A run of records
[start]
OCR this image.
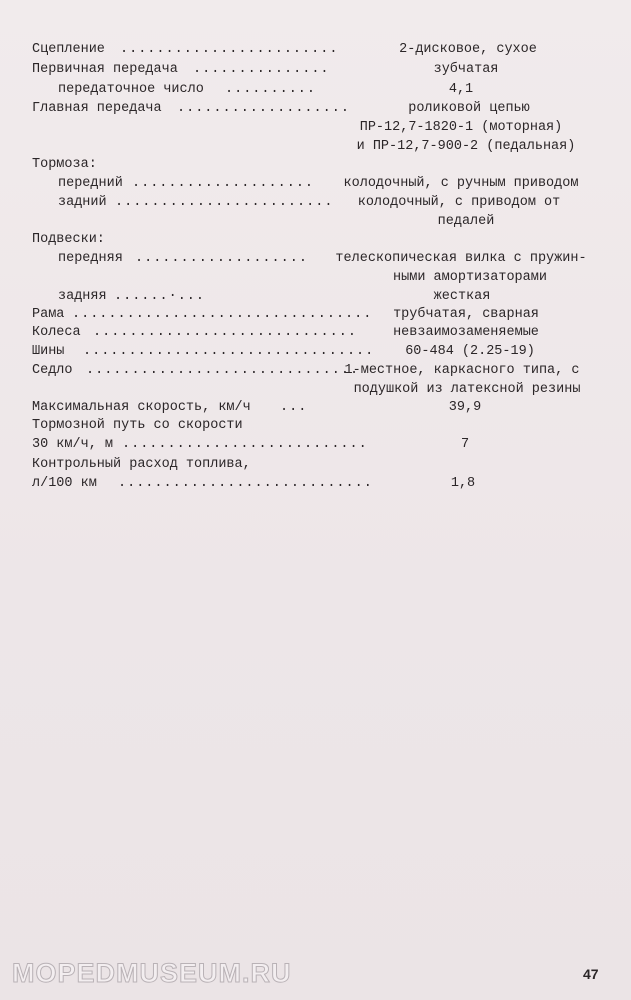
Сцепление ........................	2-дисковое, сухое
Первичная передача ...............	зубчатая
передаточное число ..........	4,1
Главная передача ...................	роликовой цепью
ПР-12,7-1820-1 (моторная)
и ПР-12,7-900-2 (педальная)
Тормоза:
передний ....................	колодочный, с ручным приводом
задний ........................	колодочный, с приводом от
педалей
Подвески:
передняя ...................	телескопическая вилка с пружин-
ными амортизаторами
задняя ......·...	жесткая
Рама .................................	трубчатая, сварная
Колеса .............................	невзаимозаменяемые
Шины ................................	60-484 (2.25-19)
Седло ..............................
1-местное, каркасного типа, с
подушкой из латексной резины
Максимальная скорость, км/ч ...	39,9
Тормозной путь со скорости
30 км/ч, м ...........................	7
Контрольный расход топлива,
л/100 км ............................	1,8
MOPEDMUSEUM.RU	47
[end]
Directions for this task
Leave out the pictures and copy the rest of the material above exactly.

Response to the exercise
OCR this image.
Сцепление ........................	2-дисковое, сухое
Первичная передача ...............	зубчатая
передаточное число ..........	4,1
Главная передача ...................	роликовой цепью
ПР-12,7-1820-1 (моторная)
и ПР-12,7-900-2 (педальная)
Тормоза:
передний ....................	колодочный, с ручным приводом
задний ........................	колодочный, с приводом от
педалей
Подвески:
передняя ...................	телескопическая вилка с пружин-
ными амортизаторами
задняя ......·...	жесткая
Рама .................................	трубчатая, сварная
Колеса .............................	невзаимозаменяемые
Шины ................................	60-484 (2.25-19)
Седло ..............................
1-местное, каркасного типа, с
подушкой из латексной резины
Максимальная скорость, км/ч ...	39,9
Тормозной путь со скорости
30 км/ч, м ...........................	7
Контрольный расход топлива,
л/100 км ............................	1,8
MOPEDMUSEUM.RU	47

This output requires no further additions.